*What is expected*. Gather up every line that includes the string "values".

═══ Records provided ═══

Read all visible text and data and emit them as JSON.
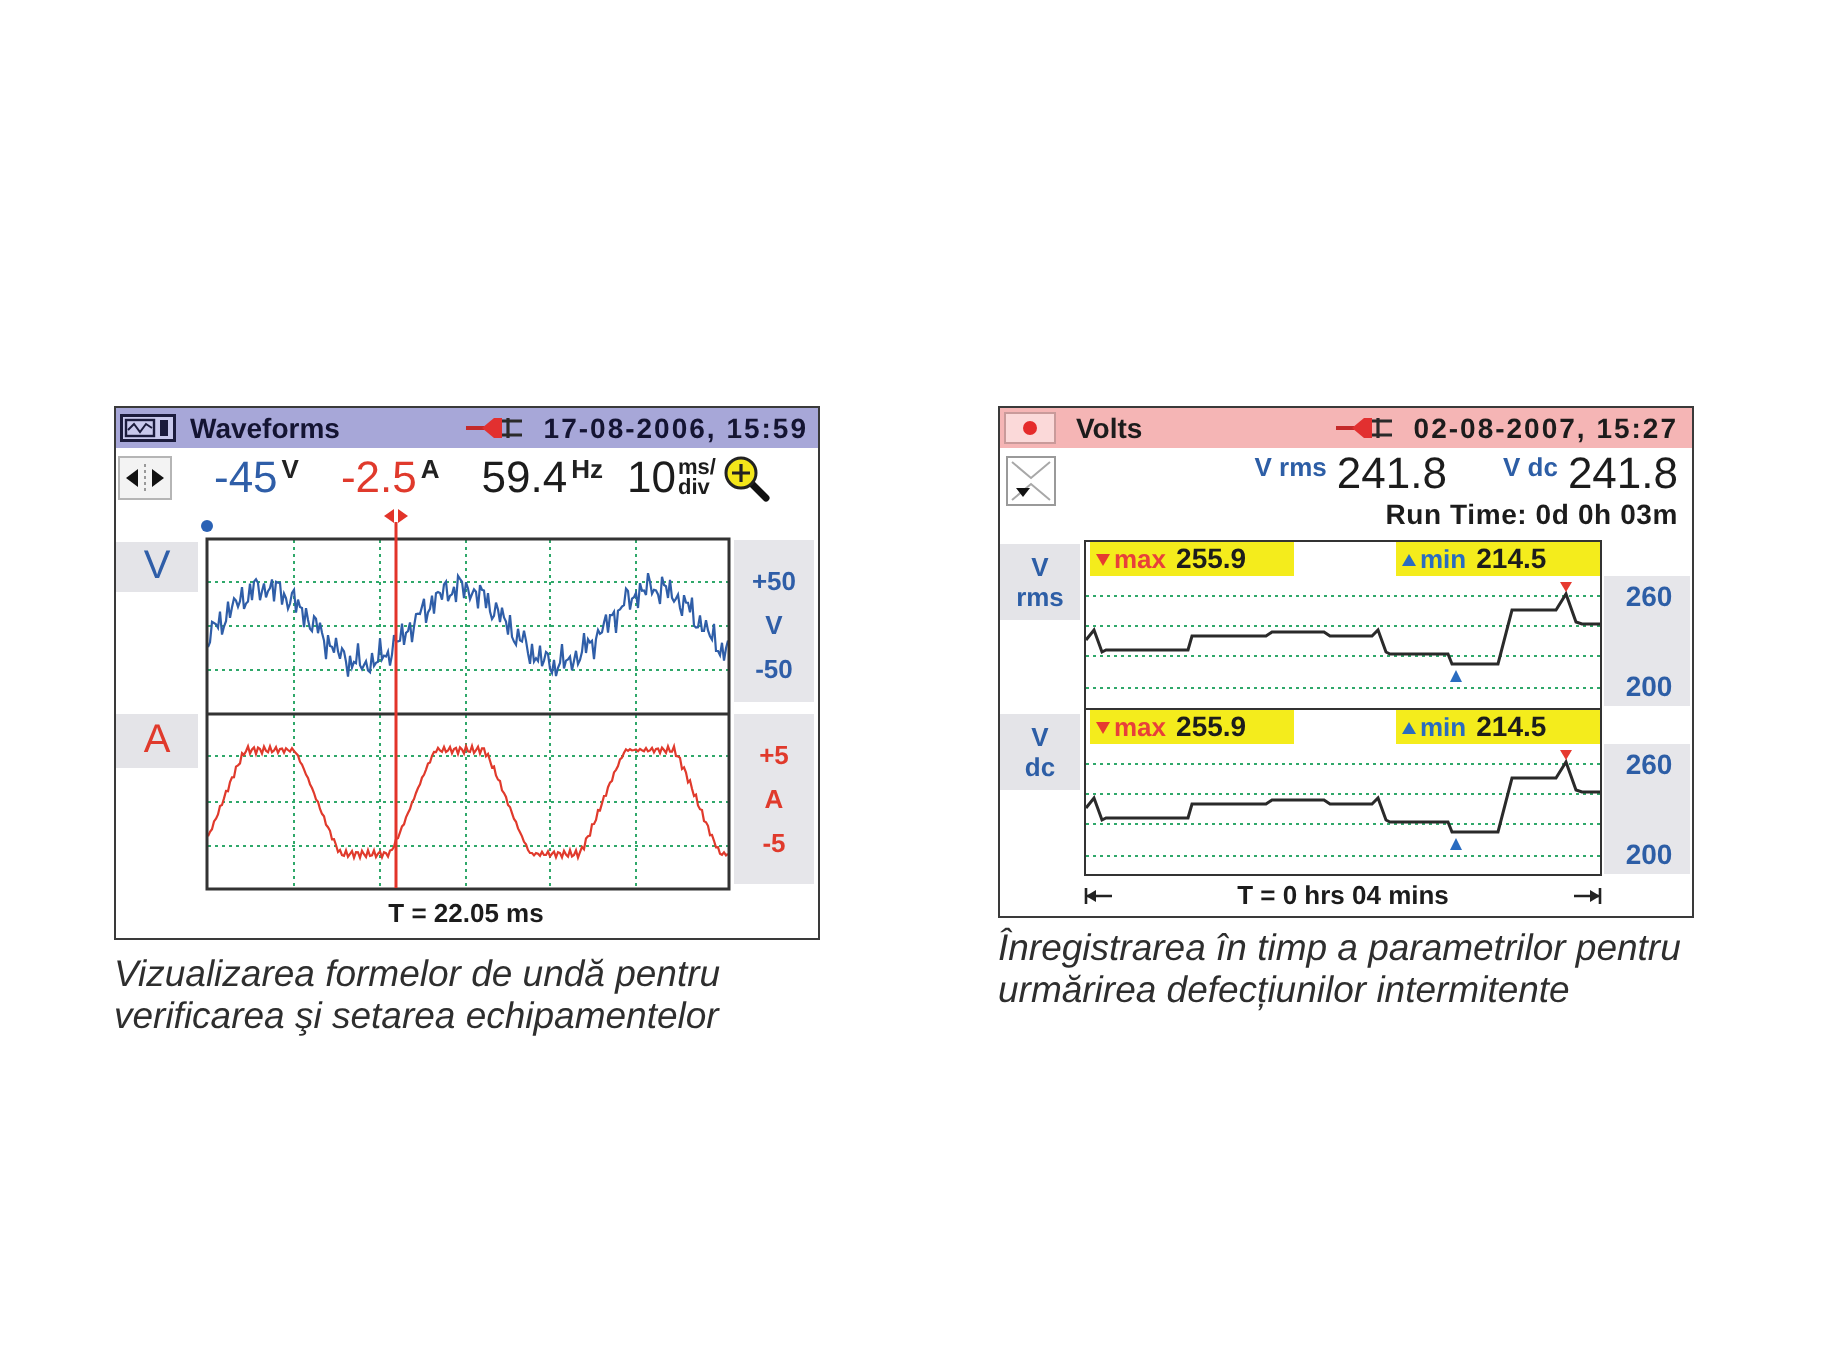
{
  "screens": [
    {
      "kind": "waveform",
      "title": "Waveforms",
      "datetime": "17-08-2006, 15:59",
      "readings": [
        {
          "value": "-45",
          "unit": "V",
          "color": "#2f5ea8"
        },
        {
          "value": "-2.5",
          "unit": "A",
          "color": "#e03a2c"
        },
        {
          "value": "59.4",
          "unit": "Hz",
          "color": "#1c1c1c"
        }
      ],
      "timebase": {
        "value": "10",
        "unit_top": "ms/",
        "unit_bottom": "div"
      },
      "traces": [
        {
          "label": "V",
          "color": "#2f5ea8",
          "scale": [
            "+50",
            "V",
            "-50"
          ]
        },
        {
          "label": "A",
          "color": "#e03a2c",
          "scale": [
            "+5",
            "A",
            "-5"
          ]
        }
      ],
      "time_span": "T = 22.05 ms",
      "caption": [
        "Vizualizarea formelor de undă pentru",
        "verificarea şi setarea echipamentelor"
      ]
    },
    {
      "kind": "trend",
      "title": "Volts",
      "datetime": "02-08-2007, 15:27",
      "values": [
        {
          "label": "V rms",
          "value": "241.8"
        },
        {
          "label": "V dc",
          "value": "241.8"
        }
      ],
      "run_time": "Run Time: 0d 0h 03m",
      "channels": [
        {
          "label": [
            "V",
            "rms"
          ],
          "max_label": "max",
          "max_value": "255.9",
          "min_label": "min",
          "min_value": "214.5",
          "scale": [
            "260",
            "200"
          ]
        },
        {
          "label": [
            "V",
            "dc"
          ],
          "max_label": "max",
          "max_value": "255.9",
          "min_label": "min",
          "min_value": "214.5",
          "scale": [
            "260",
            "200"
          ]
        }
      ],
      "time_span": "T = 0 hrs 04 mins",
      "caption": [
        "Înregistrarea în timp a parametrilor pentru",
        "urmărirea defecțiunilor intermitente"
      ]
    }
  ]
}
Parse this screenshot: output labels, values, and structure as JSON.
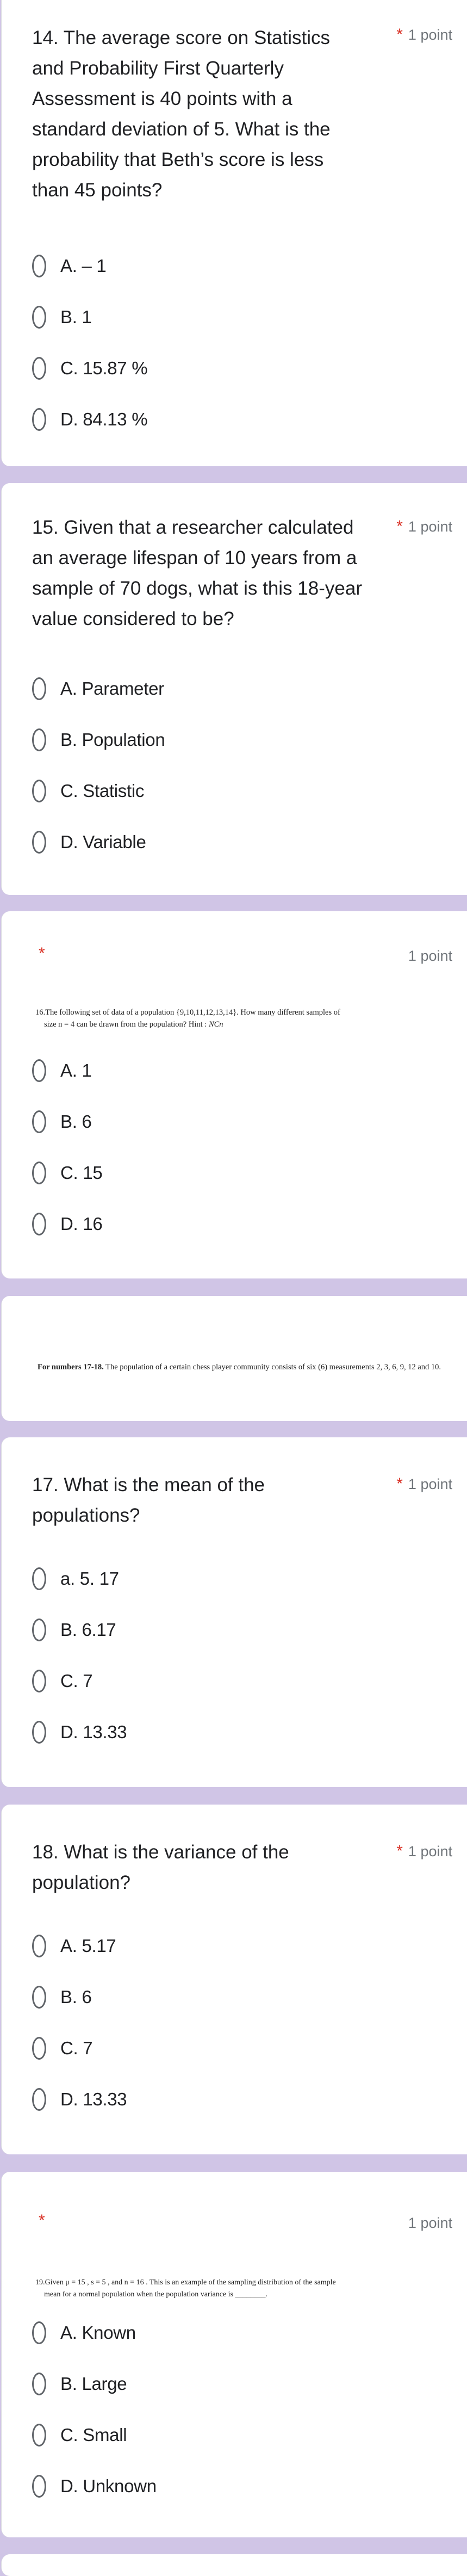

═══

*Solution to the problem*.
      "values": [
Parse this screenshot: output labels, values, and structure as JSON.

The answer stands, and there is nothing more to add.